### [Data rows]
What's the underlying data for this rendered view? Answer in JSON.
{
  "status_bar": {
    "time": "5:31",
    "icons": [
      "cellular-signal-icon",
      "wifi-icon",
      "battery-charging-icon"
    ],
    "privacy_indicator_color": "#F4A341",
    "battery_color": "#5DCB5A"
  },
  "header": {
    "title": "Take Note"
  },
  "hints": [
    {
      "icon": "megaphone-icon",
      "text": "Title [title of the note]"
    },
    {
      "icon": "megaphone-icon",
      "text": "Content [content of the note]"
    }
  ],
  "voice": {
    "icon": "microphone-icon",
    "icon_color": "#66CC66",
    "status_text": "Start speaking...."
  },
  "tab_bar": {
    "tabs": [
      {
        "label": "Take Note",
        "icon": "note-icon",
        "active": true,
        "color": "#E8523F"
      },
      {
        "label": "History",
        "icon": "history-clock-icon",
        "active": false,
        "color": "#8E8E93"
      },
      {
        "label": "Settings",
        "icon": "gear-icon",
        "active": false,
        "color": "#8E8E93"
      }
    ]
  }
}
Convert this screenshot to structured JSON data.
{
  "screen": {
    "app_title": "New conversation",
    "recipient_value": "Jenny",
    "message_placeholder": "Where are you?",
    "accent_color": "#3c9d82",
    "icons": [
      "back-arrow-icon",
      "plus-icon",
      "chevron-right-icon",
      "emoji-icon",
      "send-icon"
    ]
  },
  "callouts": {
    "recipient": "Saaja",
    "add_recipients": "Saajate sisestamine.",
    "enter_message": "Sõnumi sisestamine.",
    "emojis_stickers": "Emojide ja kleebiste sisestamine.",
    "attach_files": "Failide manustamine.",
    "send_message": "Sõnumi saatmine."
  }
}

### [Exercise objective]
Please output the complete data exactly.

### [Answer for the task]
What's the underlying data for this rendered view? Answer in JSON.
{
  "status_bar": {
    "time": "5:31",
    "icons": [
      "cellular-signal-icon",
      "wifi-icon",
      "battery-charging-icon"
    ],
    "privacy_indicator_color": "#F4A341",
    "battery_color": "#5DCB5A"
  },
  "header": {
    "title": "Take Note"
  },
  "hints": [
    {
      "icon": "megaphone-icon",
      "text": "Title [title of the note]"
    },
    {
      "icon": "megaphone-icon",
      "text": "Content [content of the note]"
    }
  ],
  "voice": {
    "icon": "microphone-icon",
    "icon_color": "#66CC66",
    "status_text": "Start speaking...."
  },
  "tab_bar": {
    "tabs": [
      {
        "label": "Take Note",
        "icon": "note-icon",
        "active": true,
        "color": "#E8523F"
      },
      {
        "label": "History",
        "icon": "history-clock-icon",
        "active": false,
        "color": "#8E8E93"
      },
      {
        "label": "Settings",
        "icon": "gear-icon",
        "active": false,
        "color": "#8E8E93"
      }
    ]
  }
}
Convert this screenshot to structured JSON data.
{
  "screen": {
    "app_title": "New conversation",
    "recipient_value": "Jenny",
    "message_placeholder": "Where are you?",
    "accent_color": "#3c9d82",
    "icons": [
      "back-arrow-icon",
      "plus-icon",
      "chevron-right-icon",
      "emoji-icon",
      "send-icon"
    ]
  },
  "callouts": {
    "recipient": "Saaja",
    "add_recipients": "Saajate sisestamine.",
    "enter_message": "Sõnumi sisestamine.",
    "emojis_stickers": "Emojide ja kleebiste sisestamine.",
    "attach_files": "Failide manustamine.",
    "send_message": "Sõnumi saatmine."
  }
}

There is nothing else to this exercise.